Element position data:
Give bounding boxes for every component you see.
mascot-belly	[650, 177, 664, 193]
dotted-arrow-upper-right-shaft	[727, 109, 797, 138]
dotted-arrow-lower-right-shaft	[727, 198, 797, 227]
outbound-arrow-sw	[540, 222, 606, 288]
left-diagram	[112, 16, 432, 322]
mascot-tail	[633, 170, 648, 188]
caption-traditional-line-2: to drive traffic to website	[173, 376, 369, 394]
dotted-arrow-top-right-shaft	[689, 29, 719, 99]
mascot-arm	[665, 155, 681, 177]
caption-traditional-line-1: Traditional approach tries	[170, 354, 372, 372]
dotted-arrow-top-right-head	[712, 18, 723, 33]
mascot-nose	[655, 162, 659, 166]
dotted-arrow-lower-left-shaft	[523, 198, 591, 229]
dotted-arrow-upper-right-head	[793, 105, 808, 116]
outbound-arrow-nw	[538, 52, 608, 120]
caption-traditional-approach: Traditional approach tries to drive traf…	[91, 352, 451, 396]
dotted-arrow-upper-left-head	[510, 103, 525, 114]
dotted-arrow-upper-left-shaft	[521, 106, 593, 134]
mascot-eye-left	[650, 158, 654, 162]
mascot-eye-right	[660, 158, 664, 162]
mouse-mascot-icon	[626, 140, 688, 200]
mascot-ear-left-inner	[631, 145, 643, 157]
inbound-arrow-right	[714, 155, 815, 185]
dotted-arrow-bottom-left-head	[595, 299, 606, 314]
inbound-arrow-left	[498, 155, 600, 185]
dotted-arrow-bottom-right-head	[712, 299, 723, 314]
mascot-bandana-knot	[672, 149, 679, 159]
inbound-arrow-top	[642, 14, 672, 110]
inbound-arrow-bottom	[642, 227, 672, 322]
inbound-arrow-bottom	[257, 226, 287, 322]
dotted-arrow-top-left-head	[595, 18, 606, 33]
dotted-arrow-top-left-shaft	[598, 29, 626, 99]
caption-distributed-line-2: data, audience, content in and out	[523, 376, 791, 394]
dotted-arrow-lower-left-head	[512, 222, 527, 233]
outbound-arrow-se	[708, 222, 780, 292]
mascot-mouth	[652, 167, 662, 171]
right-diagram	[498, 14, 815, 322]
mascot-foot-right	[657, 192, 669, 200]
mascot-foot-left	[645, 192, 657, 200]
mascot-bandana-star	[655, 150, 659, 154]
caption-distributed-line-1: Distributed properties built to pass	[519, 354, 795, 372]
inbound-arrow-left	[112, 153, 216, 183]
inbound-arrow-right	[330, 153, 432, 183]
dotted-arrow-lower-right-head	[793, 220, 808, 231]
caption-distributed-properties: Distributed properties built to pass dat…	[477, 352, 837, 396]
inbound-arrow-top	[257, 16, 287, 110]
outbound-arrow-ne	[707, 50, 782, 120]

Direction:
Copy every row above without any changes.

Output below:
Give bounding boxes for every component you see.
mascot-belly	[650, 177, 664, 193]
dotted-arrow-upper-right-shaft	[727, 109, 797, 138]
dotted-arrow-lower-right-shaft	[727, 198, 797, 227]
outbound-arrow-sw	[540, 222, 606, 288]
left-diagram	[112, 16, 432, 322]
mascot-tail	[633, 170, 648, 188]
caption-traditional-line-2: to drive traffic to website	[173, 376, 369, 394]
dotted-arrow-top-right-shaft	[689, 29, 719, 99]
mascot-arm	[665, 155, 681, 177]
caption-traditional-line-1: Traditional approach tries	[170, 354, 372, 372]
dotted-arrow-top-right-head	[712, 18, 723, 33]
mascot-nose	[655, 162, 659, 166]
dotted-arrow-lower-left-shaft	[523, 198, 591, 229]
dotted-arrow-upper-right-head	[793, 105, 808, 116]
outbound-arrow-nw	[538, 52, 608, 120]
caption-traditional-approach: Traditional approach tries to drive traf…	[91, 352, 451, 396]
dotted-arrow-upper-left-head	[510, 103, 525, 114]
dotted-arrow-upper-left-shaft	[521, 106, 593, 134]
mascot-eye-left	[650, 158, 654, 162]
mascot-eye-right	[660, 158, 664, 162]
mouse-mascot-icon	[626, 140, 688, 200]
mascot-ear-left-inner	[631, 145, 643, 157]
inbound-arrow-right	[714, 155, 815, 185]
dotted-arrow-bottom-left-head	[595, 299, 606, 314]
inbound-arrow-left	[498, 155, 600, 185]
dotted-arrow-bottom-right-head	[712, 299, 723, 314]
mascot-bandana-knot	[672, 149, 679, 159]
inbound-arrow-top	[642, 14, 672, 110]
inbound-arrow-bottom	[642, 227, 672, 322]
inbound-arrow-bottom	[257, 226, 287, 322]
dotted-arrow-top-left-head	[595, 18, 606, 33]
dotted-arrow-top-left-shaft	[598, 29, 626, 99]
caption-distributed-line-2: data, audience, content in and out	[523, 376, 791, 394]
dotted-arrow-lower-left-head	[512, 222, 527, 233]
outbound-arrow-se	[708, 222, 780, 292]
mascot-mouth	[652, 167, 662, 171]
right-diagram	[498, 14, 815, 322]
mascot-foot-right	[657, 192, 669, 200]
mascot-foot-left	[645, 192, 657, 200]
mascot-bandana-star	[655, 150, 659, 154]
caption-distributed-line-1: Distributed properties built to pass	[519, 354, 795, 372]
inbound-arrow-left	[112, 153, 216, 183]
inbound-arrow-right	[330, 153, 432, 183]
dotted-arrow-lower-right-head	[793, 220, 808, 231]
caption-distributed-properties: Distributed properties built to pass dat…	[477, 352, 837, 396]
inbound-arrow-top	[257, 16, 287, 110]
outbound-arrow-ne	[707, 50, 782, 120]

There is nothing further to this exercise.